**THE DATA:**

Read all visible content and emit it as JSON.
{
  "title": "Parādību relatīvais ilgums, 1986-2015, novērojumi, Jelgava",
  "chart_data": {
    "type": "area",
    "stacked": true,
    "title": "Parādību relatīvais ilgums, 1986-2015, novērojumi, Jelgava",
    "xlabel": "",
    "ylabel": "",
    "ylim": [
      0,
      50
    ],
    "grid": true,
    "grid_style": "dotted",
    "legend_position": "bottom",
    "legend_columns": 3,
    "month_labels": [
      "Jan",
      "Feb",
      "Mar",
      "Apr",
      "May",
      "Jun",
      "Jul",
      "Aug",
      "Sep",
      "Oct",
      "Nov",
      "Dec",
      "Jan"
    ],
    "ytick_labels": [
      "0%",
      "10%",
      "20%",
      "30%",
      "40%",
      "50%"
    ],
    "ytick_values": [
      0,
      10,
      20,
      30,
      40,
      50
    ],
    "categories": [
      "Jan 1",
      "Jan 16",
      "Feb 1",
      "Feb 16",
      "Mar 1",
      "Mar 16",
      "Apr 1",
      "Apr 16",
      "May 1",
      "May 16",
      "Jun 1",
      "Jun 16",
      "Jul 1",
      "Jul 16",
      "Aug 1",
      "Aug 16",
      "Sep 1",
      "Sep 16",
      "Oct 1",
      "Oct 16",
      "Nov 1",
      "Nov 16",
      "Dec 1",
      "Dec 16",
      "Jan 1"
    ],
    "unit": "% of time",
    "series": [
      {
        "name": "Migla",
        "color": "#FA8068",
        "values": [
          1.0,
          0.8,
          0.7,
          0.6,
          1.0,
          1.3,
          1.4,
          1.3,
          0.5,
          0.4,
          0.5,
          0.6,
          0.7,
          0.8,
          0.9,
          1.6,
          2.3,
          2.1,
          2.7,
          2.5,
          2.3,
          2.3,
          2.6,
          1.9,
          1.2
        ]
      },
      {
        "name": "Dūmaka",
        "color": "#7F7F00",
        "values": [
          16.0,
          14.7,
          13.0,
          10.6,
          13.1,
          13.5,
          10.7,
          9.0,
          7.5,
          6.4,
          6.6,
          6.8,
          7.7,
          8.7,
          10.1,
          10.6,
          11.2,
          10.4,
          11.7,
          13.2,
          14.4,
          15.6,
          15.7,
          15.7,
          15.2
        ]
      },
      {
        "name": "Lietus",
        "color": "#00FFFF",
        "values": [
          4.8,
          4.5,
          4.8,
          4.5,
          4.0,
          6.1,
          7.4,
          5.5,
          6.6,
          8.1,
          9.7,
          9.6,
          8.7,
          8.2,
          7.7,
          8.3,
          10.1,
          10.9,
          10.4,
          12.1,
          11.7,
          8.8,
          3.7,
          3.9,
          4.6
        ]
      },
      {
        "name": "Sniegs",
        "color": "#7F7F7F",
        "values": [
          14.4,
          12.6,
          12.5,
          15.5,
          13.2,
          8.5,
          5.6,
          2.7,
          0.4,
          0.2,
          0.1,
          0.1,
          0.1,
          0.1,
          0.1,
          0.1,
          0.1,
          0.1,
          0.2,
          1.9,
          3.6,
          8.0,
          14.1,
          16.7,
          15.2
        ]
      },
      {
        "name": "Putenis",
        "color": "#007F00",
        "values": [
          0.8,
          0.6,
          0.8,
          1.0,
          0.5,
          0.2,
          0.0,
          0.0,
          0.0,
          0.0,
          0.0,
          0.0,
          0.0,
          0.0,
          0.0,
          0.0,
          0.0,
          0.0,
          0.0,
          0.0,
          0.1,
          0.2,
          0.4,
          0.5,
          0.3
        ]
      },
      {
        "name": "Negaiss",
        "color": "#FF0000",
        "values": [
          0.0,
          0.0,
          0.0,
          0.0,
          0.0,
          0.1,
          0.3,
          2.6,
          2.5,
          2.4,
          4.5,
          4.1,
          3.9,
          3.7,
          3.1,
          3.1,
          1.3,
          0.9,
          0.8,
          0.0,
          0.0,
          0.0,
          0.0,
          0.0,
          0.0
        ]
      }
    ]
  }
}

**WRITTEN EXERCISE:** Return all the lines that contain the string "Parādību".

**EXPECTED OUTPUT:**
  "title": "Parādību relatīvais ilgums, 1986-2015, novērojumi, Jelgava",
    "title": "Parādību relatīvais ilgums, 1986-2015, novērojumi, Jelgava",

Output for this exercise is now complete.